Dataset extract >>
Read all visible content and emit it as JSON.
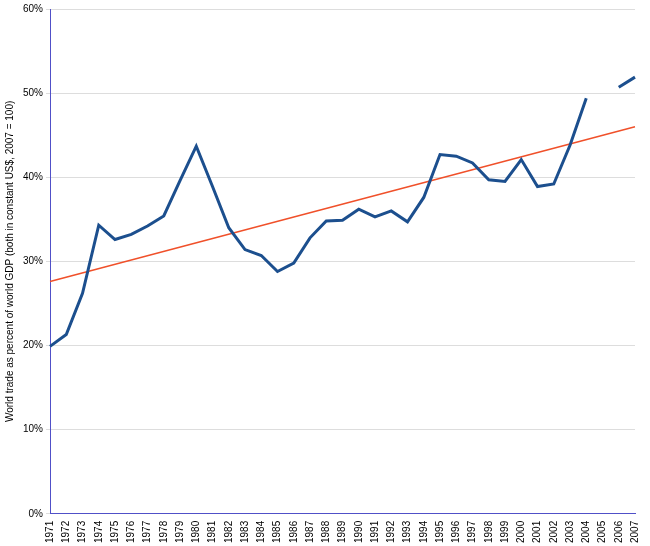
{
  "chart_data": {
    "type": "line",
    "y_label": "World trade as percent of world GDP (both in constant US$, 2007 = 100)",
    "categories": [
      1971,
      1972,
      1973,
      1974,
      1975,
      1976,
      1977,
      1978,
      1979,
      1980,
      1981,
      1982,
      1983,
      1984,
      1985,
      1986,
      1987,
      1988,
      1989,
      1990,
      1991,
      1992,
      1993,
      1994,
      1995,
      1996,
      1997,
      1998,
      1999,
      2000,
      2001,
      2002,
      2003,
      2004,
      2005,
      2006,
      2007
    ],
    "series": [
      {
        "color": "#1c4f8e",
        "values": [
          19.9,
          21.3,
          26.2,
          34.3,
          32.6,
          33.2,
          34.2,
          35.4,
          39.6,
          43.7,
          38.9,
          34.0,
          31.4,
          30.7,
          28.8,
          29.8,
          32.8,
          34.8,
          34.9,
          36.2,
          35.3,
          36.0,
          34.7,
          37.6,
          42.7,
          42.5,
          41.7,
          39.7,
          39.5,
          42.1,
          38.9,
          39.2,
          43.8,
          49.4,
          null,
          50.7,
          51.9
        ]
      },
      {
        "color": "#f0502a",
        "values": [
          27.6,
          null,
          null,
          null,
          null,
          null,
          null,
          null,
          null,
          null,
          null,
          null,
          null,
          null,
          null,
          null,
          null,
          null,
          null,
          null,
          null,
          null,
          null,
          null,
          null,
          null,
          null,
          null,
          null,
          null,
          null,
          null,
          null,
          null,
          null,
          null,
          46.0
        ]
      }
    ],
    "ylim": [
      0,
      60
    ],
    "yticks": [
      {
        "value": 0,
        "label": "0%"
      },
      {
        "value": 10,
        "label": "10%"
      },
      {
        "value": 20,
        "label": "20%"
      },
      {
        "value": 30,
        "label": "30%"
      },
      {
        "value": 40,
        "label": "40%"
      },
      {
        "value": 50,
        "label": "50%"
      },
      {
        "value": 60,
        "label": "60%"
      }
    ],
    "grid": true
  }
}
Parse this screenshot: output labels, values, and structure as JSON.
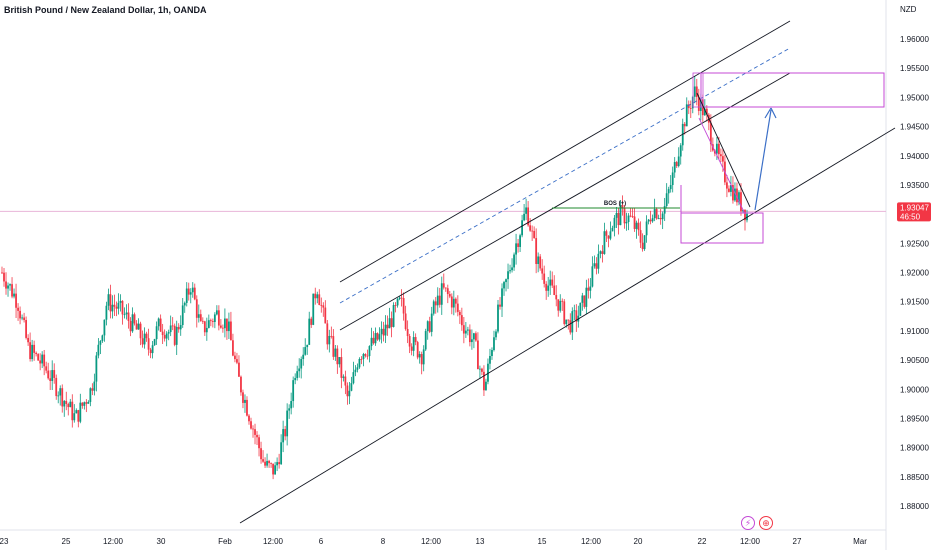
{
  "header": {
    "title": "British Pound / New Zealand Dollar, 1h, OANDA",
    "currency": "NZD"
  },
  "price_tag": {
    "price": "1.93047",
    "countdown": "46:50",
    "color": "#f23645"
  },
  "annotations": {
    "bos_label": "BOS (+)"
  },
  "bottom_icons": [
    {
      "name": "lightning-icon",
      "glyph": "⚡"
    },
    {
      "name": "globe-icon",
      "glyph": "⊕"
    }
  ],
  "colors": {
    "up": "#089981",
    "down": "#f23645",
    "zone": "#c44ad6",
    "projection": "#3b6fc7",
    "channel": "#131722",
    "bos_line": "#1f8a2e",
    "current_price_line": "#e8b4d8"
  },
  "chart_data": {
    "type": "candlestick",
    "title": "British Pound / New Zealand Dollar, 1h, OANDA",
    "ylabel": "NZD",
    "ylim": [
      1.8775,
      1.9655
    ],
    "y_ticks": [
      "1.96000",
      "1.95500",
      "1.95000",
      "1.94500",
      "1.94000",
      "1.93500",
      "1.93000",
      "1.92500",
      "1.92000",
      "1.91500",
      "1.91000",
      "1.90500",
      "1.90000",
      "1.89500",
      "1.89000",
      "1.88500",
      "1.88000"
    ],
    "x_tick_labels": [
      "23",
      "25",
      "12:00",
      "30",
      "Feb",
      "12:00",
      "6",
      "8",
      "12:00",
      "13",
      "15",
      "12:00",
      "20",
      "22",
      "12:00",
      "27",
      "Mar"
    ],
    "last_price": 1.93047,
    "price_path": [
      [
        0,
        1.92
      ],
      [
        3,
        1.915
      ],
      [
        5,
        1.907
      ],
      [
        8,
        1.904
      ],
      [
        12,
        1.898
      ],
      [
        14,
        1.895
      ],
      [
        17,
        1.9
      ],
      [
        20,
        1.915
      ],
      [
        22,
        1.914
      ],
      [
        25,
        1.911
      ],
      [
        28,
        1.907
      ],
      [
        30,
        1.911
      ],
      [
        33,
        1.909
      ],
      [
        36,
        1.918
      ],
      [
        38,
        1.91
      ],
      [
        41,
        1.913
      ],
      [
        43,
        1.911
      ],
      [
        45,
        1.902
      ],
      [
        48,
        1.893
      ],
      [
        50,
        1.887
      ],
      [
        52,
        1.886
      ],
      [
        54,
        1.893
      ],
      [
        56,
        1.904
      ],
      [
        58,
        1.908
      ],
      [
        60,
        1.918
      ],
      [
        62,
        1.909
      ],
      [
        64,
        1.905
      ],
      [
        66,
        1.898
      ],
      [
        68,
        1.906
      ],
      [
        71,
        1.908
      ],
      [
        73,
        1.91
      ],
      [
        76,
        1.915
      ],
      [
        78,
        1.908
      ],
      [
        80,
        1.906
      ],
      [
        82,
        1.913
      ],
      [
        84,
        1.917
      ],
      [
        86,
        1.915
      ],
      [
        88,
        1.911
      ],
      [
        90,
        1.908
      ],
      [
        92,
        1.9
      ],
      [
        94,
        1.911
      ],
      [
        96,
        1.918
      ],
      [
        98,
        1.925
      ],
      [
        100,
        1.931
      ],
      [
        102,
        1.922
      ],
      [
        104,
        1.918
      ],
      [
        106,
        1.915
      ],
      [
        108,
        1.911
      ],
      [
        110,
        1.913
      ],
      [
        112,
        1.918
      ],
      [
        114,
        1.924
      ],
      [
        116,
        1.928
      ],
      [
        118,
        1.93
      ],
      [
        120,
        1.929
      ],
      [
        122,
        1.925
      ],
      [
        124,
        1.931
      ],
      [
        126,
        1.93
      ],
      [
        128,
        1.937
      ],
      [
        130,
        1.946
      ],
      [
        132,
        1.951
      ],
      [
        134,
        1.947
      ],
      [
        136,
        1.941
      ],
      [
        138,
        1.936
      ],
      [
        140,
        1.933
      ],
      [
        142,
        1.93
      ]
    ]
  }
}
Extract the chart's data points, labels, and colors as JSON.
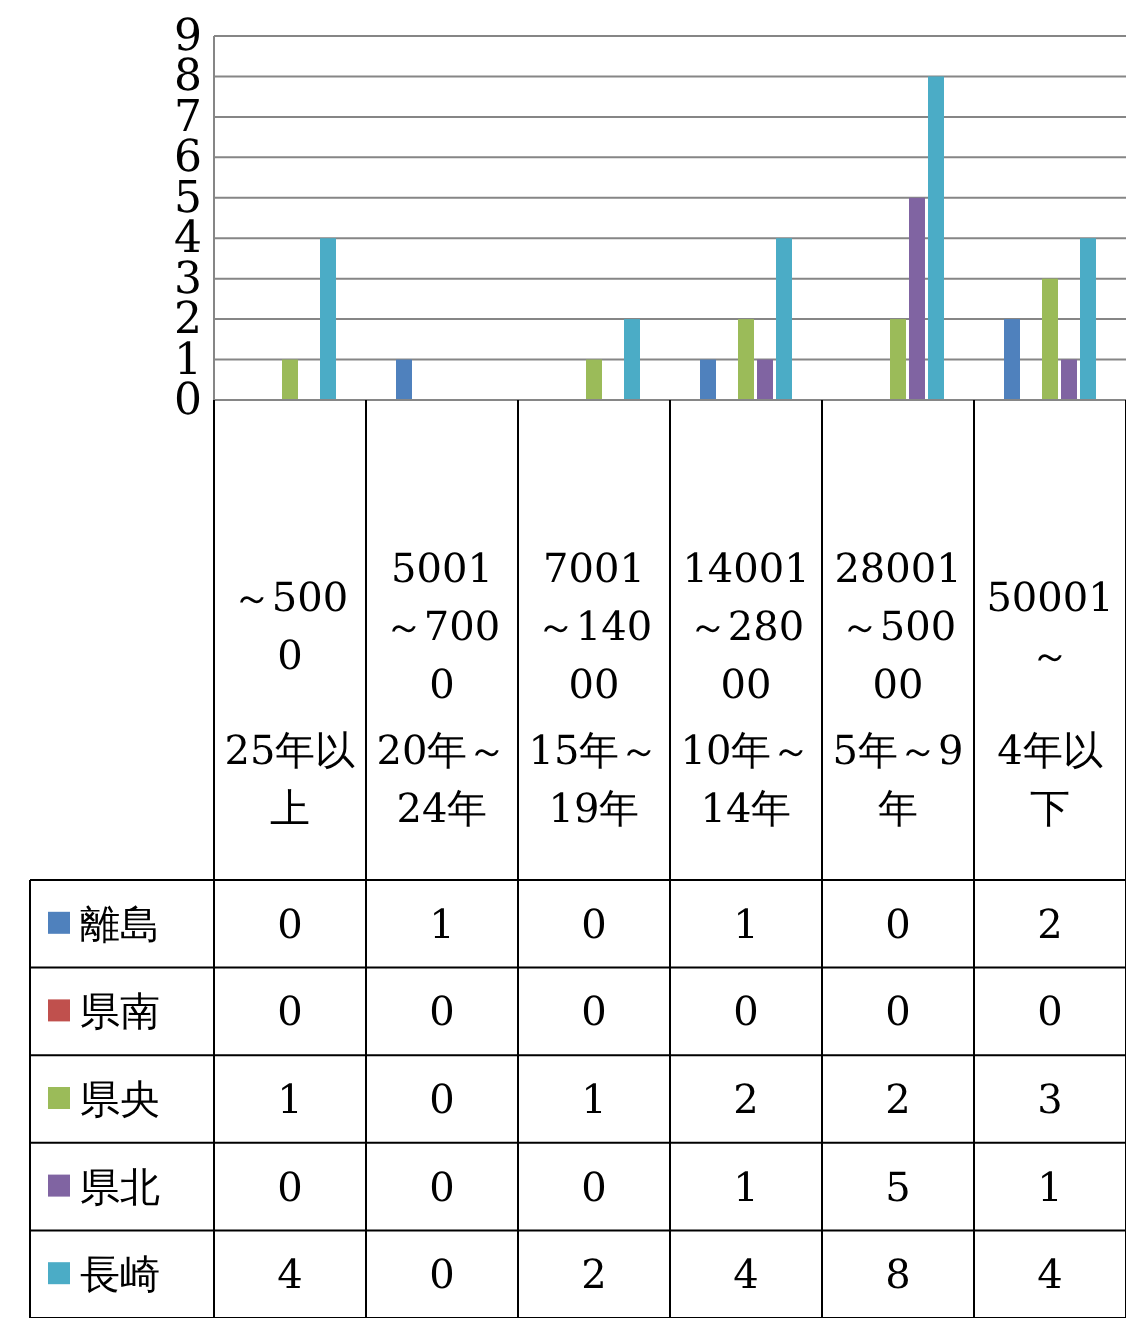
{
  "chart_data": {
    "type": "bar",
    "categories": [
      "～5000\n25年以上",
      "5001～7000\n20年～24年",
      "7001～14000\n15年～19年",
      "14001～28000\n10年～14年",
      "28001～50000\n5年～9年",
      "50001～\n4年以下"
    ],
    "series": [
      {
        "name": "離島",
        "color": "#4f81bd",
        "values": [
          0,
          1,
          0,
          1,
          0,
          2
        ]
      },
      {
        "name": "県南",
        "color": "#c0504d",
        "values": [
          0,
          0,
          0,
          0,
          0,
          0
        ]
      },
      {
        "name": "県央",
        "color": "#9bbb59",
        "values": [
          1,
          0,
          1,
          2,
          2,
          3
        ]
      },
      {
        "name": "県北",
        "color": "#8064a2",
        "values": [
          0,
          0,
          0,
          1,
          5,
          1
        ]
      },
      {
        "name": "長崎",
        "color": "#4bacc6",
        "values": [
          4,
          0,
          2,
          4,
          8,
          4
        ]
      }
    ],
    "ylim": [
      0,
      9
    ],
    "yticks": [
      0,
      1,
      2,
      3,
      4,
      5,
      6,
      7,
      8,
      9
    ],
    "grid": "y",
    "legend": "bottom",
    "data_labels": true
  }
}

Task prompt >> Quote every record above exactly, omitting any pictures they contain.

Solved problem >>
Read all visible content and emit it as JSON.
{
  "chart_data": {
    "type": "line",
    "y_label": "World trade as percent of world GDP (both in constant US$, 2007 = 100)",
    "categories": [
      1971,
      1972,
      1973,
      1974,
      1975,
      1976,
      1977,
      1978,
      1979,
      1980,
      1981,
      1982,
      1983,
      1984,
      1985,
      1986,
      1987,
      1988,
      1989,
      1990,
      1991,
      1992,
      1993,
      1994,
      1995,
      1996,
      1997,
      1998,
      1999,
      2000,
      2001,
      2002,
      2003,
      2004,
      2005,
      2006,
      2007
    ],
    "series": [
      {
        "color": "#1c4f8e",
        "values": [
          19.9,
          21.3,
          26.2,
          34.3,
          32.6,
          33.2,
          34.2,
          35.4,
          39.6,
          43.7,
          38.9,
          34.0,
          31.4,
          30.7,
          28.8,
          29.8,
          32.8,
          34.8,
          34.9,
          36.2,
          35.3,
          36.0,
          34.7,
          37.6,
          42.7,
          42.5,
          41.7,
          39.7,
          39.5,
          42.1,
          38.9,
          39.2,
          43.8,
          49.4,
          null,
          50.7,
          51.9
        ]
      },
      {
        "color": "#f0502a",
        "values": [
          27.6,
          null,
          null,
          null,
          null,
          null,
          null,
          null,
          null,
          null,
          null,
          null,
          null,
          null,
          null,
          null,
          null,
          null,
          null,
          null,
          null,
          null,
          null,
          null,
          null,
          null,
          null,
          null,
          null,
          null,
          null,
          null,
          null,
          null,
          null,
          null,
          46.0
        ]
      }
    ],
    "ylim": [
      0,
      60
    ],
    "yticks": [
      {
        "value": 0,
        "label": "0%"
      },
      {
        "value": 10,
        "label": "10%"
      },
      {
        "value": 20,
        "label": "20%"
      },
      {
        "value": 30,
        "label": "30%"
      },
      {
        "value": 40,
        "label": "40%"
      },
      {
        "value": 50,
        "label": "50%"
      },
      {
        "value": 60,
        "label": "60%"
      }
    ],
    "grid": true
  }
}
Parse this screenshot: output labels, values, and structure as JSON.
{
  "header": {
    "title": "British Pound / New Zealand Dollar, 1h, OANDA",
    "currency": "NZD"
  },
  "price_tag": {
    "price": "1.93047",
    "countdown": "46:50",
    "color": "#f23645"
  },
  "annotations": {
    "bos_label": "BOS (+)"
  },
  "bottom_icons": [
    {
      "name": "lightning-icon",
      "glyph": "⚡"
    },
    {
      "name": "globe-icon",
      "glyph": "⊕"
    }
  ],
  "colors": {
    "up": "#089981",
    "down": "#f23645",
    "zone": "#c44ad6",
    "projection": "#3b6fc7",
    "channel": "#131722",
    "bos_line": "#1f8a2e",
    "current_price_line": "#e8b4d8"
  },
  "chart_data": {
    "type": "candlestick",
    "title": "British Pound / New Zealand Dollar, 1h, OANDA",
    "ylabel": "NZD",
    "ylim": [
      1.8775,
      1.9655
    ],
    "y_ticks": [
      "1.96000",
      "1.95500",
      "1.95000",
      "1.94500",
      "1.94000",
      "1.93500",
      "1.93000",
      "1.92500",
      "1.92000",
      "1.91500",
      "1.91000",
      "1.90500",
      "1.90000",
      "1.89500",
      "1.89000",
      "1.88500",
      "1.88000"
    ],
    "x_tick_labels": [
      "23",
      "25",
      "12:00",
      "30",
      "Feb",
      "12:00",
      "6",
      "8",
      "12:00",
      "13",
      "15",
      "12:00",
      "20",
      "22",
      "12:00",
      "27",
      "Mar"
    ],
    "last_price": 1.93047,
    "price_path": [
      [
        0,
        1.92
      ],
      [
        3,
        1.915
      ],
      [
        5,
        1.907
      ],
      [
        8,
        1.904
      ],
      [
        12,
        1.898
      ],
      [
        14,
        1.895
      ],
      [
        17,
        1.9
      ],
      [
        20,
        1.915
      ],
      [
        22,
        1.914
      ],
      [
        25,
        1.911
      ],
      [
        28,
        1.907
      ],
      [
        30,
        1.911
      ],
      [
        33,
        1.909
      ],
      [
        36,
        1.918
      ],
      [
        38,
        1.91
      ],
      [
        41,
        1.913
      ],
      [
        43,
        1.911
      ],
      [
        45,
        1.902
      ],
      [
        48,
        1.893
      ],
      [
        50,
        1.887
      ],
      [
        52,
        1.886
      ],
      [
        54,
        1.893
      ],
      [
        56,
        1.904
      ],
      [
        58,
        1.908
      ],
      [
        60,
        1.918
      ],
      [
        62,
        1.909
      ],
      [
        64,
        1.905
      ],
      [
        66,
        1.898
      ],
      [
        68,
        1.906
      ],
      [
        71,
        1.908
      ],
      [
        73,
        1.91
      ],
      [
        76,
        1.915
      ],
      [
        78,
        1.908
      ],
      [
        80,
        1.906
      ],
      [
        82,
        1.913
      ],
      [
        84,
        1.917
      ],
      [
        86,
        1.915
      ],
      [
        88,
        1.911
      ],
      [
        90,
        1.908
      ],
      [
        92,
        1.9
      ],
      [
        94,
        1.911
      ],
      [
        96,
        1.918
      ],
      [
        98,
        1.925
      ],
      [
        100,
        1.931
      ],
      [
        102,
        1.922
      ],
      [
        104,
        1.918
      ],
      [
        106,
        1.915
      ],
      [
        108,
        1.911
      ],
      [
        110,
        1.913
      ],
      [
        112,
        1.918
      ],
      [
        114,
        1.924
      ],
      [
        116,
        1.928
      ],
      [
        118,
        1.93
      ],
      [
        120,
        1.929
      ],
      [
        122,
        1.925
      ],
      [
        124,
        1.931
      ],
      [
        126,
        1.93
      ],
      [
        128,
        1.937
      ],
      [
        130,
        1.946
      ],
      [
        132,
        1.951
      ],
      [
        134,
        1.947
      ],
      [
        136,
        1.941
      ],
      [
        138,
        1.936
      ],
      [
        140,
        1.933
      ],
      [
        142,
        1.93
      ]
    ]
  }
}
Extract the chart's data points, labels, and colors as JSON.
{
  "chart_data": {
    "type": "bar",
    "categories": [
      "～5000\n25年以上",
      "5001～7000\n20年～24年",
      "7001～14000\n15年～19年",
      "14001～28000\n10年～14年",
      "28001～50000\n5年～9年",
      "50001～\n4年以下"
    ],
    "series": [
      {
        "name": "離島",
        "color": "#4f81bd",
        "values": [
          0,
          1,
          0,
          1,
          0,
          2
        ]
      },
      {
        "name": "県南",
        "color": "#c0504d",
        "values": [
          0,
          0,
          0,
          0,
          0,
          0
        ]
      },
      {
        "name": "県央",
        "color": "#9bbb59",
        "values": [
          1,
          0,
          1,
          2,
          2,
          3
        ]
      },
      {
        "name": "県北",
        "color": "#8064a2",
        "values": [
          0,
          0,
          0,
          1,
          5,
          1
        ]
      },
      {
        "name": "長崎",
        "color": "#4bacc6",
        "values": [
          4,
          0,
          2,
          4,
          8,
          4
        ]
      }
    ],
    "ylim": [
      0,
      9
    ],
    "yticks": [
      0,
      1,
      2,
      3,
      4,
      5,
      6,
      7,
      8,
      9
    ],
    "grid": "y",
    "legend": "bottom",
    "data_labels": true
  }
}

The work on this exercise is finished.